Saved entries:
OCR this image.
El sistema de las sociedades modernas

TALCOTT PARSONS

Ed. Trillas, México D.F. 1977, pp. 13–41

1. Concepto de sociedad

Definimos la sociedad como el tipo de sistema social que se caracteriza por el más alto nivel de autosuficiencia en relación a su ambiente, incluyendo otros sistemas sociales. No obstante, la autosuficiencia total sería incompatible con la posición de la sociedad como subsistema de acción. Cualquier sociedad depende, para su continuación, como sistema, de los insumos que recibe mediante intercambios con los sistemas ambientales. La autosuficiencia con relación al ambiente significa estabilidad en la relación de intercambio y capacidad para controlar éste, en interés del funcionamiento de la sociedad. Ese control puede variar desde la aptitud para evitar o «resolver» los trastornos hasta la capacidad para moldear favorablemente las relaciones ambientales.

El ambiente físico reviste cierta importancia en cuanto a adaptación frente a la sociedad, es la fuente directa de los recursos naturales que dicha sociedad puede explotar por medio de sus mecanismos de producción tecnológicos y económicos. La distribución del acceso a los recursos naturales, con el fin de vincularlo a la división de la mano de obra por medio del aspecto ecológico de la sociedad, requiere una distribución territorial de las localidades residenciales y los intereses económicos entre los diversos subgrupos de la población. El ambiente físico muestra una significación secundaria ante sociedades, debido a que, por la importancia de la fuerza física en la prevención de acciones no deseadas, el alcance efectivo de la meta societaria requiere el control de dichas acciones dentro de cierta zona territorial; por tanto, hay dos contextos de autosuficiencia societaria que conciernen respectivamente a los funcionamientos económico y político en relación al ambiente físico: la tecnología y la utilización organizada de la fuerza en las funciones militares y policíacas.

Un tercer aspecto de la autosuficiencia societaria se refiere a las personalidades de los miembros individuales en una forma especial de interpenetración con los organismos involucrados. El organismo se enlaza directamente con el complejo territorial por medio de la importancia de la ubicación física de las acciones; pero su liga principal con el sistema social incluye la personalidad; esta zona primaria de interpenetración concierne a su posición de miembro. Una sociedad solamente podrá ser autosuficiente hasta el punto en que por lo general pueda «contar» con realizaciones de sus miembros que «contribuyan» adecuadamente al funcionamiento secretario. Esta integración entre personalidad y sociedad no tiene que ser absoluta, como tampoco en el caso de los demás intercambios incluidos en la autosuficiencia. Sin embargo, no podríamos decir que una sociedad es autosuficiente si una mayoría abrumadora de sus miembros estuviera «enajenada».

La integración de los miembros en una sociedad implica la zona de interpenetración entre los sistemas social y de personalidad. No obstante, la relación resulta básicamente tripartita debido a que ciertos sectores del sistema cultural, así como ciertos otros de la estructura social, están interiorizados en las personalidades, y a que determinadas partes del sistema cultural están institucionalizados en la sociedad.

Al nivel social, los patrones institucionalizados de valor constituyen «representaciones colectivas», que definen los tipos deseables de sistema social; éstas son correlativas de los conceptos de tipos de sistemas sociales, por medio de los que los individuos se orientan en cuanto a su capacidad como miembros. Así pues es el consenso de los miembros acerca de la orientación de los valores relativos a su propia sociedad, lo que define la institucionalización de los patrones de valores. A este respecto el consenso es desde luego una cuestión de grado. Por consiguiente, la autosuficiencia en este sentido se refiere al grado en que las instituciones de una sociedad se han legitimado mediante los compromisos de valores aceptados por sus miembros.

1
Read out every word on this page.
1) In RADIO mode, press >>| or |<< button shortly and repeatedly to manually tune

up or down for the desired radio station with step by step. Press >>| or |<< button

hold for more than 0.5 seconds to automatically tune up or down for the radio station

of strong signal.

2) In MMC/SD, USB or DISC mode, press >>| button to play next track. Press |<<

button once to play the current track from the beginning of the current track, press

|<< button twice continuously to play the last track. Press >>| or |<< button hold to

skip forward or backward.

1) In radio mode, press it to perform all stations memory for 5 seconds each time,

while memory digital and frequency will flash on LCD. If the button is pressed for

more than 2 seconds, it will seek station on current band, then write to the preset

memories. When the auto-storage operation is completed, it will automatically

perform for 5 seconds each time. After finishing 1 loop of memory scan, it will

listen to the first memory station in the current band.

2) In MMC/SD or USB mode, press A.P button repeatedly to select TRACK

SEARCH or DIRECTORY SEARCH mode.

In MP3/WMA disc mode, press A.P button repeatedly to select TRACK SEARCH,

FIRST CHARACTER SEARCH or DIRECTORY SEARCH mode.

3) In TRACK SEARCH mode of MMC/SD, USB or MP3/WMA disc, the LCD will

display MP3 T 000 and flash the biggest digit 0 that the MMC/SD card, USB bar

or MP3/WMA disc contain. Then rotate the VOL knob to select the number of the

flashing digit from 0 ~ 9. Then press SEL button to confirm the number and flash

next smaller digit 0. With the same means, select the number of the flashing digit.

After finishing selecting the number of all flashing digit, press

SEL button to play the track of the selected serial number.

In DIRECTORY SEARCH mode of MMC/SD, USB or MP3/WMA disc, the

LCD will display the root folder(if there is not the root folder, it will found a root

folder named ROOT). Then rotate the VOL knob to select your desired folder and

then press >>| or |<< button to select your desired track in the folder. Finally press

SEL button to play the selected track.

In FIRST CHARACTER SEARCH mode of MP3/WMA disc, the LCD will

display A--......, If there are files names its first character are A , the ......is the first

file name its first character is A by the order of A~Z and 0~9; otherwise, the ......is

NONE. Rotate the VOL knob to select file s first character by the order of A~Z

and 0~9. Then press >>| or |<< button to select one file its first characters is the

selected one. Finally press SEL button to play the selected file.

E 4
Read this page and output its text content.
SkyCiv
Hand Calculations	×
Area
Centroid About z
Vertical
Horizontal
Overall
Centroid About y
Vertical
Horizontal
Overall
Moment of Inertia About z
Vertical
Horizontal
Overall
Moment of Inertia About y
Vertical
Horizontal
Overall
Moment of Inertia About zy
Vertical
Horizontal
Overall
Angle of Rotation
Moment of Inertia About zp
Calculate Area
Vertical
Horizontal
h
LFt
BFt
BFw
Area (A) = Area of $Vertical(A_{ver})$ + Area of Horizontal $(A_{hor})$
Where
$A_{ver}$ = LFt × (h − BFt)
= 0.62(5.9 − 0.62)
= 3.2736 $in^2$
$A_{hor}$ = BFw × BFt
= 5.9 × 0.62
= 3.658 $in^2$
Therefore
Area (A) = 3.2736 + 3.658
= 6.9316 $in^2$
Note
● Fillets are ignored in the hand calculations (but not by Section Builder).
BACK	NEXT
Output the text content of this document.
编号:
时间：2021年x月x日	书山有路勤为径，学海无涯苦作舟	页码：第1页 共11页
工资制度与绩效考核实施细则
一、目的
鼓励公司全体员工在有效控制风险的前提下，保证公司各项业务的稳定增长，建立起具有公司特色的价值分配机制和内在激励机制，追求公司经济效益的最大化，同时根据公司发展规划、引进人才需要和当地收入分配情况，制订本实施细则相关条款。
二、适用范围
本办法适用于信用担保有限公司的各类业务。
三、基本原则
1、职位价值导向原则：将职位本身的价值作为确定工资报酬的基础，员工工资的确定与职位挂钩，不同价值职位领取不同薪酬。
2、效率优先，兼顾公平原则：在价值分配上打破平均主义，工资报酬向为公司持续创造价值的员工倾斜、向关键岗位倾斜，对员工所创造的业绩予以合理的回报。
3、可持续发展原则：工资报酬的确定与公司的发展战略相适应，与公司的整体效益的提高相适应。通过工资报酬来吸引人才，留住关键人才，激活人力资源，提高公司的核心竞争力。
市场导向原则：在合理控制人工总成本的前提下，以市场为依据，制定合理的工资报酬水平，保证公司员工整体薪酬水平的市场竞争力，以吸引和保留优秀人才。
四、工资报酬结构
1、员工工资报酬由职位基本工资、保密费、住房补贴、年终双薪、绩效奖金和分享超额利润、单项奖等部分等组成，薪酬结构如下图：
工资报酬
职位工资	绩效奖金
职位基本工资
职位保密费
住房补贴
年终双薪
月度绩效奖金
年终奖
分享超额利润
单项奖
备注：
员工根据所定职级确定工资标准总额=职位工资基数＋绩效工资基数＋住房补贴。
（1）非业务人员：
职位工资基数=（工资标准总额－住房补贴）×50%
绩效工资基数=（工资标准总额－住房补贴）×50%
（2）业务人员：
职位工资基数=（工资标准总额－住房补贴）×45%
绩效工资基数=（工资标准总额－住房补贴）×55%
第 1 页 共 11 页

GOAL: Which lines include the word "SEARCH"? List them all.

RESULT FOR THIS EXERCISE:
SEARCH or DIRECTORY SEARCH mode.
In MP3/WMA disc mode, press A.P button repeatedly to select TRACK SEARCH,
FIRST CHARACTER SEARCH or DIRECTORY SEARCH mode.
3) In TRACK SEARCH mode of MMC/SD, USB or MP3/WMA disc, the LCD will
In DIRECTORY SEARCH mode of MMC/SD, USB or MP3/WMA disc, the
In FIRST CHARACTER SEARCH mode of MP3/WMA disc, the LCD will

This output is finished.